# EXERCISE AIM:
Reproduce all records exactly.

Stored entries
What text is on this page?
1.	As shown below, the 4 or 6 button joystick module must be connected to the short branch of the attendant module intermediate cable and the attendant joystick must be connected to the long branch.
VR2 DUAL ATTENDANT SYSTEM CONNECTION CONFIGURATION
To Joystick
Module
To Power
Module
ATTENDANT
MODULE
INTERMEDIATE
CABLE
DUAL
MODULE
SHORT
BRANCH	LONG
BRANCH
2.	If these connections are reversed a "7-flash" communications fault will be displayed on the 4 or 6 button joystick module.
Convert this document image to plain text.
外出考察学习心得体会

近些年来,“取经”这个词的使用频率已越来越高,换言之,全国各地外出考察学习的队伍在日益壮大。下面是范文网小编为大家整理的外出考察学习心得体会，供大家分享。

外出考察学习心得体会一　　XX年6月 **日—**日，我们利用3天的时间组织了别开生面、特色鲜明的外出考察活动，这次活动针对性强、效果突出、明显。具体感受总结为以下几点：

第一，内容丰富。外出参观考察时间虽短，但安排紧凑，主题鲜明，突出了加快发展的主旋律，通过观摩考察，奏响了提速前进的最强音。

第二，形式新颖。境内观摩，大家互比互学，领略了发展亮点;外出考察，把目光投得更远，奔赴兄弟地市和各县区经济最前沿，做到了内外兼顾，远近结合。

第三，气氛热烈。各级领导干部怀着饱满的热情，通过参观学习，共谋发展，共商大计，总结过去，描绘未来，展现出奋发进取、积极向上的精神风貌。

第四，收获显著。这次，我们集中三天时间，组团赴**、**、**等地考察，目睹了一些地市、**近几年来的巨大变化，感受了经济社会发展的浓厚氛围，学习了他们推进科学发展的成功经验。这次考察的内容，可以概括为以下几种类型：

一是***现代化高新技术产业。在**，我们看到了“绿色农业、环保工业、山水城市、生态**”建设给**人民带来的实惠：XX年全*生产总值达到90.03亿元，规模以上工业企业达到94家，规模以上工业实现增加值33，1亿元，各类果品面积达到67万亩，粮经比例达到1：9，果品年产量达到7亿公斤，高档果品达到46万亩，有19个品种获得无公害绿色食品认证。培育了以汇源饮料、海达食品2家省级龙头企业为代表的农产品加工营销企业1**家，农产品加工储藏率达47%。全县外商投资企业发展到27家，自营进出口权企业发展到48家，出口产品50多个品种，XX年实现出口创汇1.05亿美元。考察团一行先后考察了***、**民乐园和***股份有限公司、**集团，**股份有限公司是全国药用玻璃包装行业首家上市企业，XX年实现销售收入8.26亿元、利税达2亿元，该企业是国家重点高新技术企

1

# OUTPUT OF THE TASK:
What text is on this page?
1.	As shown below, the 4 or 6 button joystick module must be connected to the short branch of the attendant module intermediate cable and the attendant joystick must be connected to the long branch.
VR2 DUAL ATTENDANT SYSTEM CONNECTION CONFIGURATION
To Joystick
Module
To Power
Module
ATTENDANT
MODULE
INTERMEDIATE
CABLE
DUAL
MODULE
SHORT
BRANCH	LONG
BRANCH
2.	If these connections are reversed a "7-flash" communications fault will be displayed on the 4 or 6 button joystick module.
Convert this document image to plain text.
外出考察学习心得体会

近些年来,“取经”这个词的使用频率已越来越高,换言之,全国各地外出考察学习的队伍在日益壮大。下面是范文网小编为大家整理的外出考察学习心得体会，供大家分享。

外出考察学习心得体会一　　XX年6月 **日—**日，我们利用3天的时间组织了别开生面、特色鲜明的外出考察活动，这次活动针对性强、效果突出、明显。具体感受总结为以下几点：

第一，内容丰富。外出参观考察时间虽短，但安排紧凑，主题鲜明，突出了加快发展的主旋律，通过观摩考察，奏响了提速前进的最强音。

第二，形式新颖。境内观摩，大家互比互学，领略了发展亮点;外出考察，把目光投得更远，奔赴兄弟地市和各县区经济最前沿，做到了内外兼顾，远近结合。

第三，气氛热烈。各级领导干部怀着饱满的热情，通过参观学习，共谋发展，共商大计，总结过去，描绘未来，展现出奋发进取、积极向上的精神风貌。

第四，收获显著。这次，我们集中三天时间，组团赴**、**、**等地考察，目睹了一些地市、**近几年来的巨大变化，感受了经济社会发展的浓厚氛围，学习了他们推进科学发展的成功经验。这次考察的内容，可以概括为以下几种类型：

一是***现代化高新技术产业。在**，我们看到了“绿色农业、环保工业、山水城市、生态**”建设给**人民带来的实惠：XX年全*生产总值达到90.03亿元，规模以上工业企业达到94家，规模以上工业实现增加值33，1亿元，各类果品面积达到67万亩，粮经比例达到1：9，果品年产量达到7亿公斤，高档果品达到46万亩，有19个品种获得无公害绿色食品认证。培育了以汇源饮料、海达食品2家省级龙头企业为代表的农产品加工营销企业1**家，农产品加工储藏率达47%。全县外商投资企业发展到27家，自营进出口权企业发展到48家，出口产品50多个品种，XX年实现出口创汇1.05亿美元。考察团一行先后考察了***、**民乐园和***股份有限公司、**集团，**股份有限公司是全国药用玻璃包装行业首家上市企业，XX年实现销售收入8.26亿元、利税达2亿元，该企业是国家重点高新技术企

1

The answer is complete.